*TASK STATEMENT*. Find out how many lines of the material contain the string "Extract" and give only that figure.

*DATA TO USE*.
>>>

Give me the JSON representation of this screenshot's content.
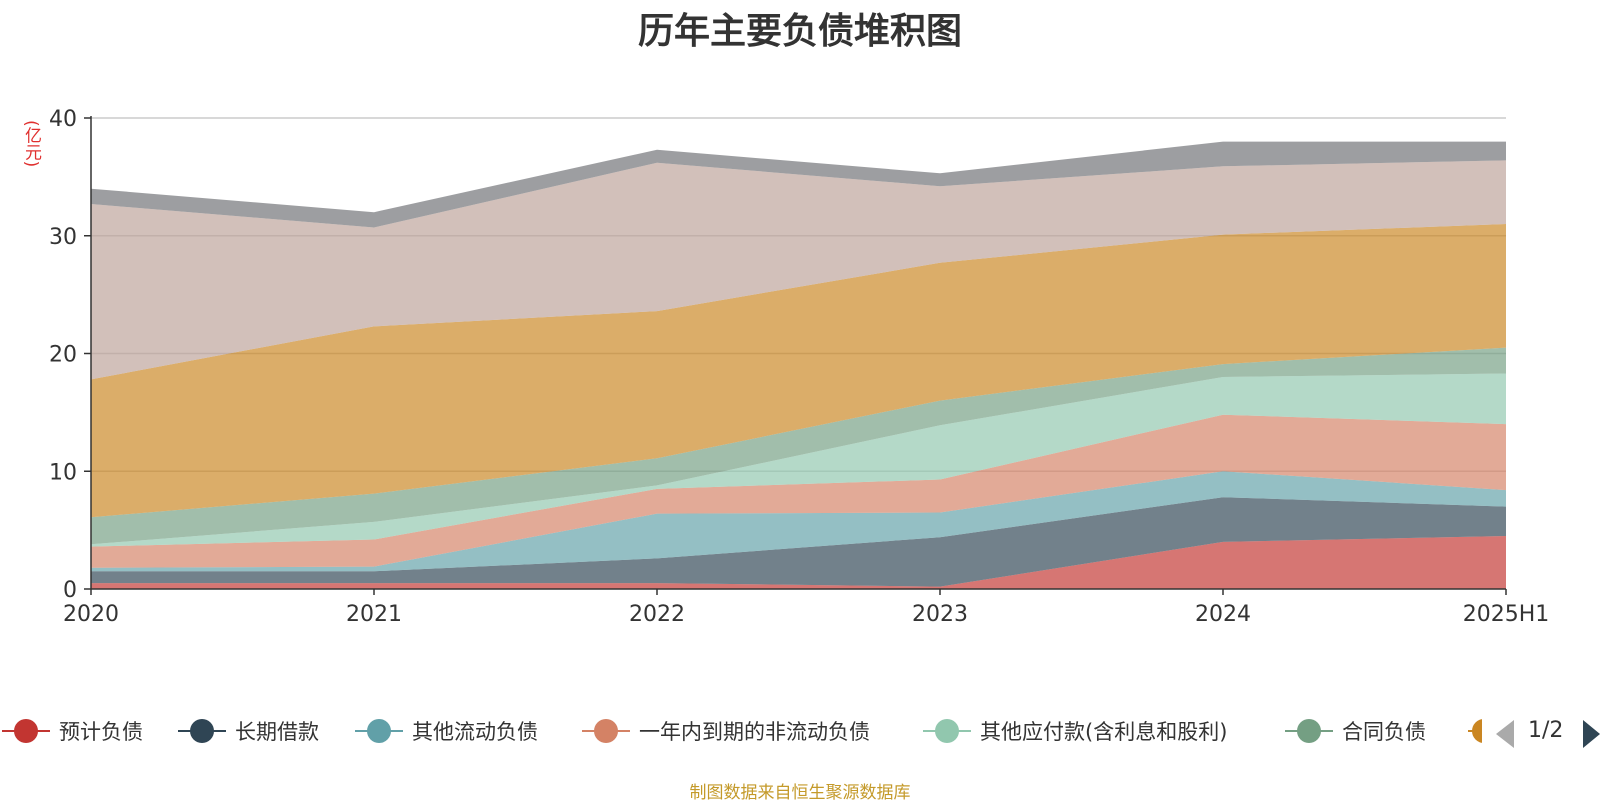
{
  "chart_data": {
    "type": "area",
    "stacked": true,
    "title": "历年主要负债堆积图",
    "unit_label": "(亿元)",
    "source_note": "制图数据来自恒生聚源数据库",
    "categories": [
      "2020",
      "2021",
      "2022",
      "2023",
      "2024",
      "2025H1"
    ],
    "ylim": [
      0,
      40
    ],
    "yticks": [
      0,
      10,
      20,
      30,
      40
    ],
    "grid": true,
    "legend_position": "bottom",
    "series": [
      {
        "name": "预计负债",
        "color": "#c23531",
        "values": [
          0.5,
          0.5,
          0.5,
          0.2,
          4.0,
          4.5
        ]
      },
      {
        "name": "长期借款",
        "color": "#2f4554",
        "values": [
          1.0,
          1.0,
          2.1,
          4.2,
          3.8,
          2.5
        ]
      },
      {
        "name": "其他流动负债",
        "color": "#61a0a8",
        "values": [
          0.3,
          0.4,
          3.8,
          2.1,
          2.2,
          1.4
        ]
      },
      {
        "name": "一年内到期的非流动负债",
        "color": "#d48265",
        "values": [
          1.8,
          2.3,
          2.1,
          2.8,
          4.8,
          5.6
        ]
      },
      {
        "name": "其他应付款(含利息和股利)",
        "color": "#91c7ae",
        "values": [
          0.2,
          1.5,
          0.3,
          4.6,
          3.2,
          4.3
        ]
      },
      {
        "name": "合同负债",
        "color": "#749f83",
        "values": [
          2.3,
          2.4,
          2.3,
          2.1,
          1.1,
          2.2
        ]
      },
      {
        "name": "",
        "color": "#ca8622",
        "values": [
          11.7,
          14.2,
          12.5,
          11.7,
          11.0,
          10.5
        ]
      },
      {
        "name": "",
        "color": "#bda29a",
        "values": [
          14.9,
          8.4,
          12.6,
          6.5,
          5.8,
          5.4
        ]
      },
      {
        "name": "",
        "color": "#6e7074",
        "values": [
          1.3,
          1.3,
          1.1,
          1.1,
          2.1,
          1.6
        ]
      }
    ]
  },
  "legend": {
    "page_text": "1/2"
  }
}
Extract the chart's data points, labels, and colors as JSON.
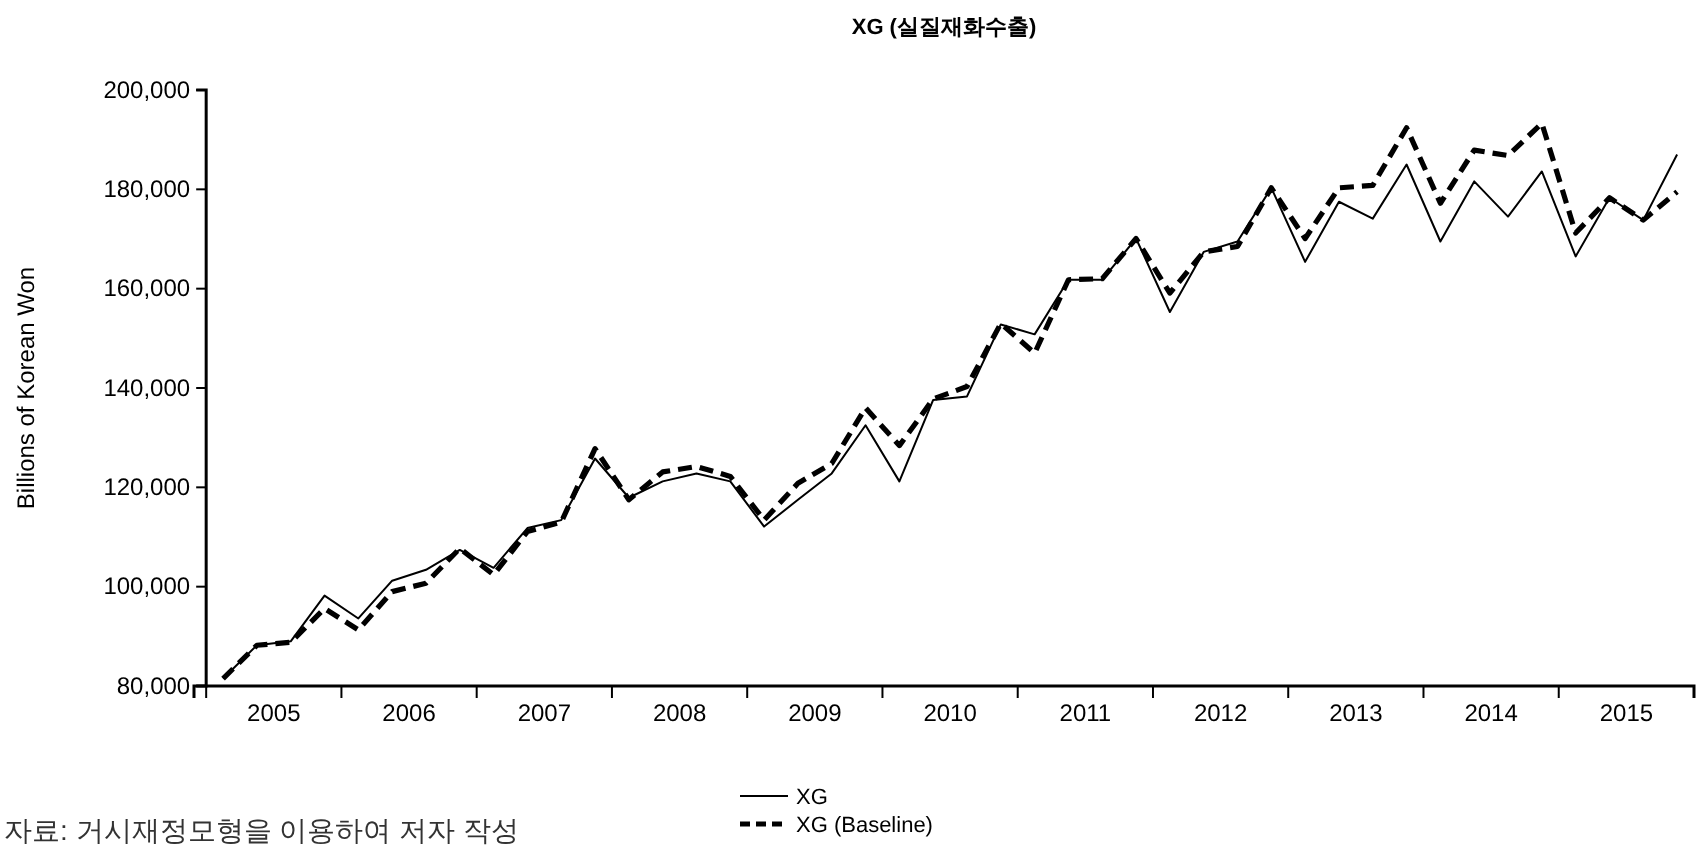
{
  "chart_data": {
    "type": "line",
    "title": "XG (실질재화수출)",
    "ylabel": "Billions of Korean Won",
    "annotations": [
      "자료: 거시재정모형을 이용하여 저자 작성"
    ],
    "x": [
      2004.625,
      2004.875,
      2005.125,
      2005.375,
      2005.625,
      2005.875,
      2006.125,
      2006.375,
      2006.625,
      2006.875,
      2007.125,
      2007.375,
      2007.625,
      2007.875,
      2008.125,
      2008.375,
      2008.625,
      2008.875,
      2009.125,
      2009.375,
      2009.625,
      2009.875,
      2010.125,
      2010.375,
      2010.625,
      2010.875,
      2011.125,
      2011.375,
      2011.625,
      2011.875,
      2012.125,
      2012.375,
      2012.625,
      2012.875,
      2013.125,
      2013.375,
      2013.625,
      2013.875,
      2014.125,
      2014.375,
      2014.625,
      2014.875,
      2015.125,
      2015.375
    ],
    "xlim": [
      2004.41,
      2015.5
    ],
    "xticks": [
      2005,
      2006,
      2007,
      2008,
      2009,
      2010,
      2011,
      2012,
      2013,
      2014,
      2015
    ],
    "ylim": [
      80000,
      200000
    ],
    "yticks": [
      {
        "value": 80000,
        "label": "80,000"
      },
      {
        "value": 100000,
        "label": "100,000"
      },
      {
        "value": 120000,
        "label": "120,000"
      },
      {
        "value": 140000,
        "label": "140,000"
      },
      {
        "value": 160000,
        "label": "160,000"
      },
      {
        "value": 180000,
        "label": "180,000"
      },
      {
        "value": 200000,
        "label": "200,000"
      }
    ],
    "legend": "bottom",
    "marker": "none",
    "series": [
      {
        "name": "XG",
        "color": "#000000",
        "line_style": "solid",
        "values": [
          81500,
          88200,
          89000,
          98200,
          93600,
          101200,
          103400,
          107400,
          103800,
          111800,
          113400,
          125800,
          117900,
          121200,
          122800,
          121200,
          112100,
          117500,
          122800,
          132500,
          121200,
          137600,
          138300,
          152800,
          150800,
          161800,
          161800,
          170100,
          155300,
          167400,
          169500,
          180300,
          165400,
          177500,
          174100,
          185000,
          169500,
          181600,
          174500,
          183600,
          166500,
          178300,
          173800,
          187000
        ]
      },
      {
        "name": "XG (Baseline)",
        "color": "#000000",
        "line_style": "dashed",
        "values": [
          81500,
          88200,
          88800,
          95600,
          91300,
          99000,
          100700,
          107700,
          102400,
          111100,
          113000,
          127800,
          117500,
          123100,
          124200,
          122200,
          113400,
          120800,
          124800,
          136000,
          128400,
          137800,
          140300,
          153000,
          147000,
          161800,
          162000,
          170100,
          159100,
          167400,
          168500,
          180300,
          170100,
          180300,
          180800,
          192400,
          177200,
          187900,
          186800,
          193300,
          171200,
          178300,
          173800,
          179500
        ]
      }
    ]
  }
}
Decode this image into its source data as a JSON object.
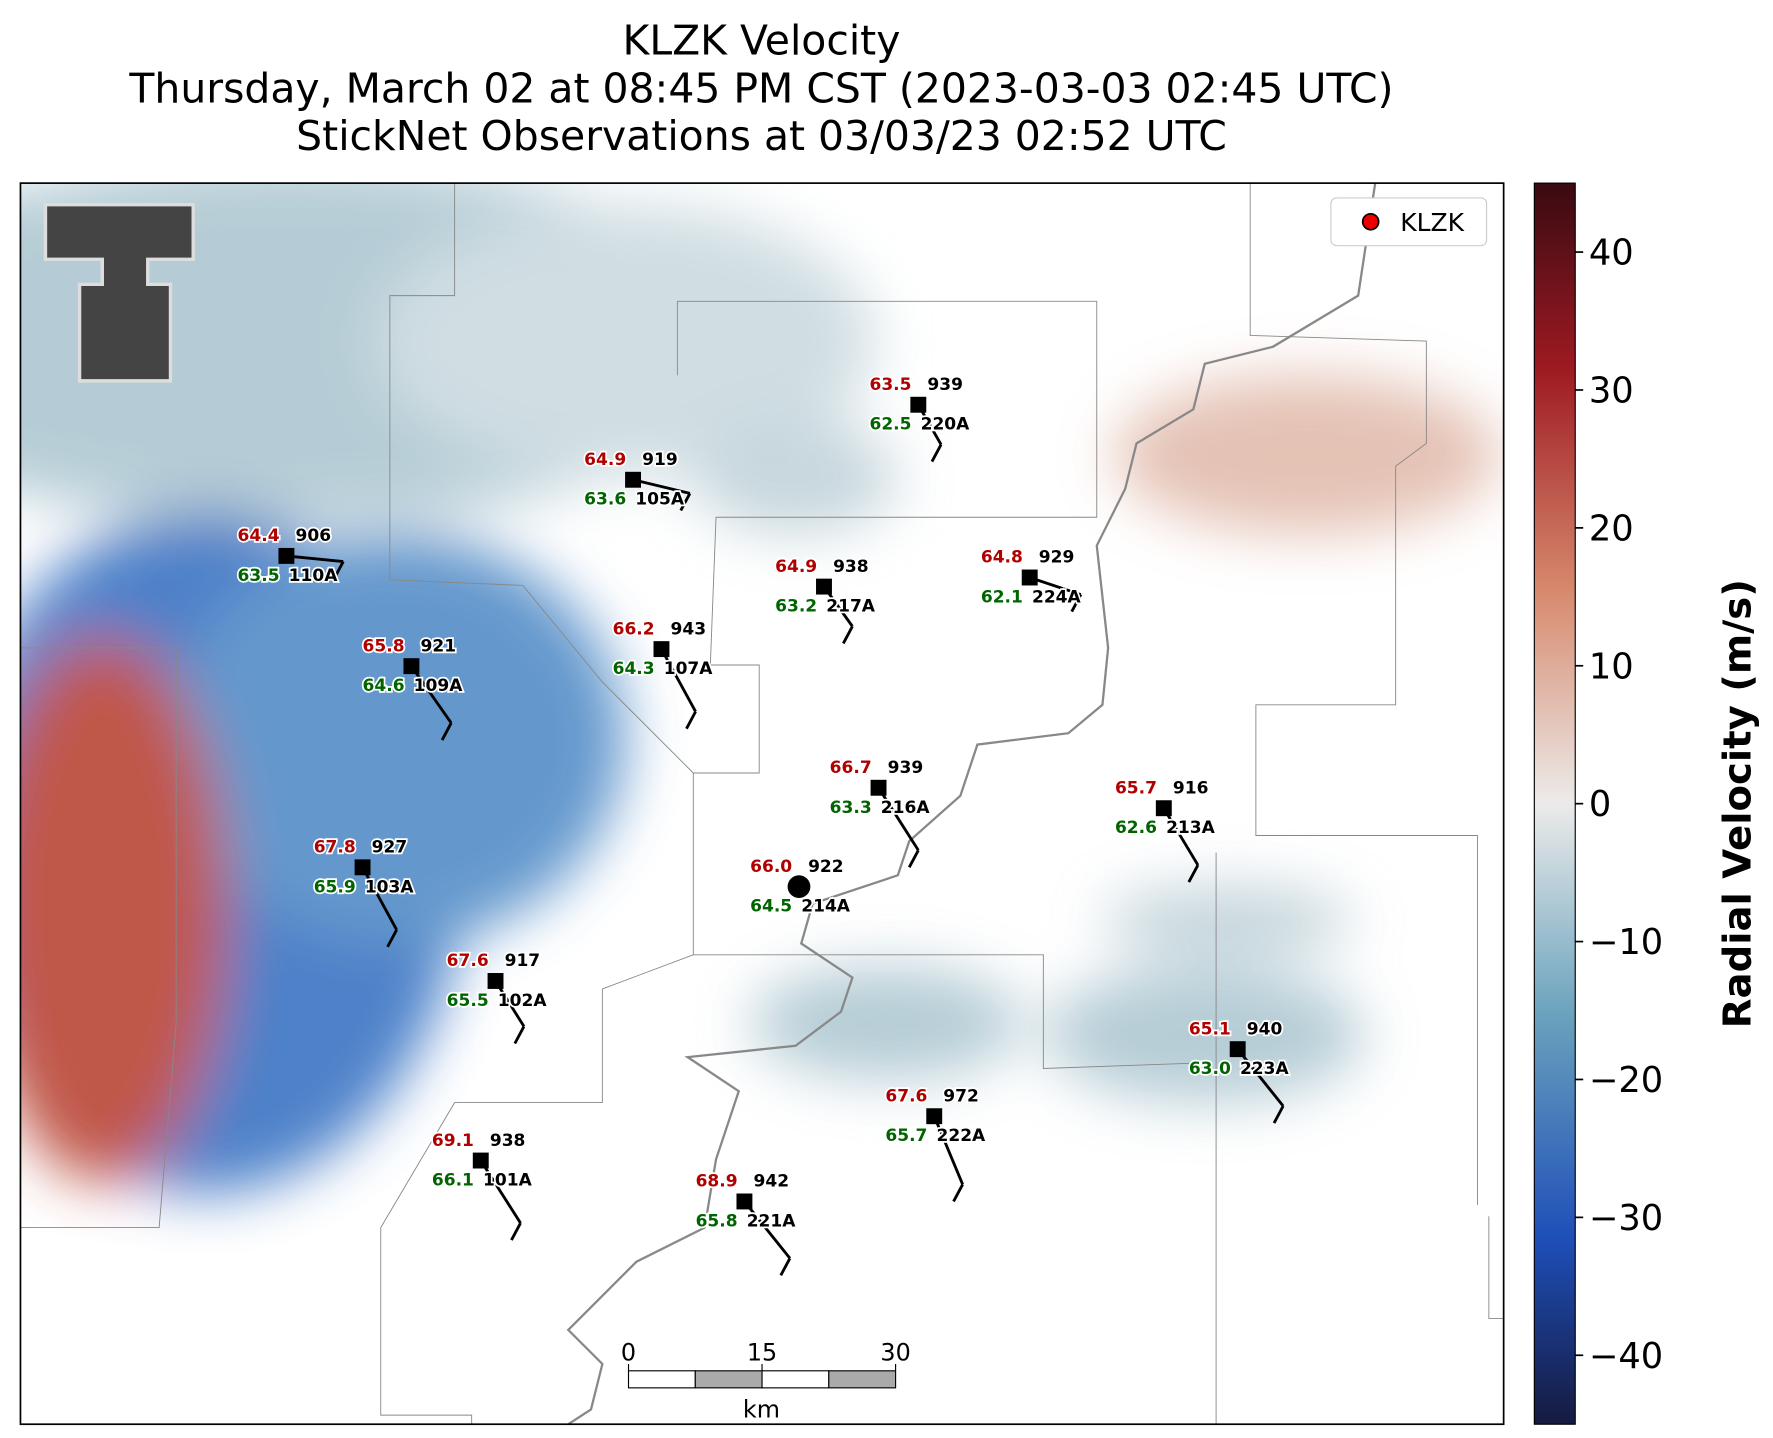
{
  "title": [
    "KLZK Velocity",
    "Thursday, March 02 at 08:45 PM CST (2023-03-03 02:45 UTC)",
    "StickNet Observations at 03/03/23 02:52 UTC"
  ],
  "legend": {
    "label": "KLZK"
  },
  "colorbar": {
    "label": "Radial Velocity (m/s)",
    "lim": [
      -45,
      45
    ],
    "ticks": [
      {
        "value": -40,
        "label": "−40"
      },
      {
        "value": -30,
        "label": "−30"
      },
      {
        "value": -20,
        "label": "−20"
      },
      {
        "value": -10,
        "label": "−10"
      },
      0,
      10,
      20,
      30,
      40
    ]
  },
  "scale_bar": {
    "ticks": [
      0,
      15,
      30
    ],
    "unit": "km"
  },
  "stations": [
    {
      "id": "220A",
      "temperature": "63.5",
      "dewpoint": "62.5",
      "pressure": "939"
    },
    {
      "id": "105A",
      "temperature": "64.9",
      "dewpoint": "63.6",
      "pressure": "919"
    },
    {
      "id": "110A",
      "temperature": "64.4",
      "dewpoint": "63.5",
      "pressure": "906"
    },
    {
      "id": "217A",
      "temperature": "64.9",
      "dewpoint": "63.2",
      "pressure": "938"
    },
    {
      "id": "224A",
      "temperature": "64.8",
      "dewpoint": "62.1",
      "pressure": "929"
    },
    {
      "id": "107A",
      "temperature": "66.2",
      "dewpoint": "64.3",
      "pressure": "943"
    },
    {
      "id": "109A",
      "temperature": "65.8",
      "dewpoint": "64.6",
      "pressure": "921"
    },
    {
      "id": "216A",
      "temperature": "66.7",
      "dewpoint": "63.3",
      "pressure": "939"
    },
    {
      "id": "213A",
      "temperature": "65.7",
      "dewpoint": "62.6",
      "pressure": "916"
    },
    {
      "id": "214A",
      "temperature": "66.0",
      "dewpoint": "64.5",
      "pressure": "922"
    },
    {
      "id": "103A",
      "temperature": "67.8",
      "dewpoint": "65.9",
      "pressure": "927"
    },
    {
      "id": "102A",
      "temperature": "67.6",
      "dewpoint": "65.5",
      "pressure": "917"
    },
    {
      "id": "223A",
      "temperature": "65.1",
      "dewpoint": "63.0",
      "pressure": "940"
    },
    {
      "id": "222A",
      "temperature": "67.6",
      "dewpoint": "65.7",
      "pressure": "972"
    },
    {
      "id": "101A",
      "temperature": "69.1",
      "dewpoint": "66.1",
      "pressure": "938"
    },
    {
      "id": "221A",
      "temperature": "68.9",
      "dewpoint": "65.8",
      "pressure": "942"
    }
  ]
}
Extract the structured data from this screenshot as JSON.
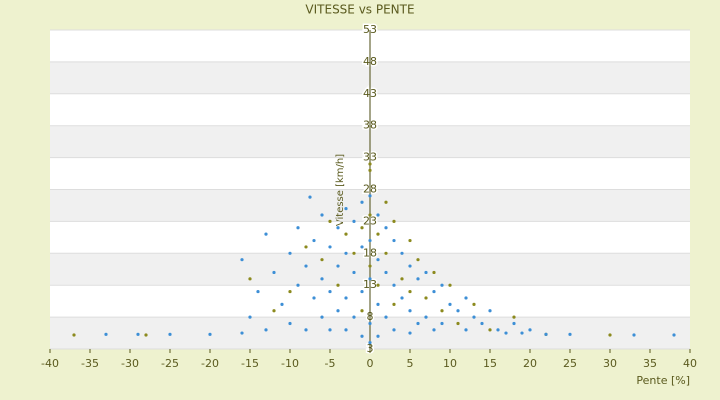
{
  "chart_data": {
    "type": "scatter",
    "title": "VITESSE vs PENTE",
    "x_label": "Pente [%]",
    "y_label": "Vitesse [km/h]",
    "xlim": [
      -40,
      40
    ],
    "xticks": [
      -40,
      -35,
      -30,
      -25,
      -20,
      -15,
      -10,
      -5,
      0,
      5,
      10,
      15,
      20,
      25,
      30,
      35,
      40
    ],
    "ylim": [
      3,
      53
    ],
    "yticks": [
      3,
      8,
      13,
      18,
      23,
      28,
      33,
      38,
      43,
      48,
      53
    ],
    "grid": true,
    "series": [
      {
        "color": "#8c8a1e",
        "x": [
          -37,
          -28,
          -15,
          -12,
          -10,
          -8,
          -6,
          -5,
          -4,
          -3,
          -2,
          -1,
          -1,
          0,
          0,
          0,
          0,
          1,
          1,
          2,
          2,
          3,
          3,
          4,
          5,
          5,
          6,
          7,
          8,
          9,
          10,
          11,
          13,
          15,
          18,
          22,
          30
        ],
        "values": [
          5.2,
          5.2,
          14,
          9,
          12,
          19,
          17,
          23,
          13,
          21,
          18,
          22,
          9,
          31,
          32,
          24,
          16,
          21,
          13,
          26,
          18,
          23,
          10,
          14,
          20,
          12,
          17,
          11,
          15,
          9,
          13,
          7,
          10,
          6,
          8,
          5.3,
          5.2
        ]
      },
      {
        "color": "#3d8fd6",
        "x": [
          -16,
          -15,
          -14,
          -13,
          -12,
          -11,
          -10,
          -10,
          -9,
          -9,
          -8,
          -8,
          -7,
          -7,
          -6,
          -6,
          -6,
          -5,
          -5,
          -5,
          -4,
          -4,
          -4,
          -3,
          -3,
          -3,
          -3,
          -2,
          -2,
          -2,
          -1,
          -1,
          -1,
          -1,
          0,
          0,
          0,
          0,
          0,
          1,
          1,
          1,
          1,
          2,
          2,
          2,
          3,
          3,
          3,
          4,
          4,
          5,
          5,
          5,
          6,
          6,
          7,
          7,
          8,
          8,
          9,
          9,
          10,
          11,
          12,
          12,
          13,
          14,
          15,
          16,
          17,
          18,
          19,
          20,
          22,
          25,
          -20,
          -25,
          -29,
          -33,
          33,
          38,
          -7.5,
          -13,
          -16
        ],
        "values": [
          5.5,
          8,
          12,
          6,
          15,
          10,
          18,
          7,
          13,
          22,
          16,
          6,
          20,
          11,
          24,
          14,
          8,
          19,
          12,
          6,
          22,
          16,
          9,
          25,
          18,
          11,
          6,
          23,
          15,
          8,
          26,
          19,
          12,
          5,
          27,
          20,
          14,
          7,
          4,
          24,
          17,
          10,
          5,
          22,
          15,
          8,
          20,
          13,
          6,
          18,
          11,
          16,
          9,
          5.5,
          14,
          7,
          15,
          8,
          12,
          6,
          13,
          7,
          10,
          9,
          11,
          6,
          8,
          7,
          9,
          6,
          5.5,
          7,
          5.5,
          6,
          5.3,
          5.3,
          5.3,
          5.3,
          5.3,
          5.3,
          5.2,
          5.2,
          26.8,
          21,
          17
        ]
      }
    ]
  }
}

<<<

*EXERCISE OUTPUT*. 2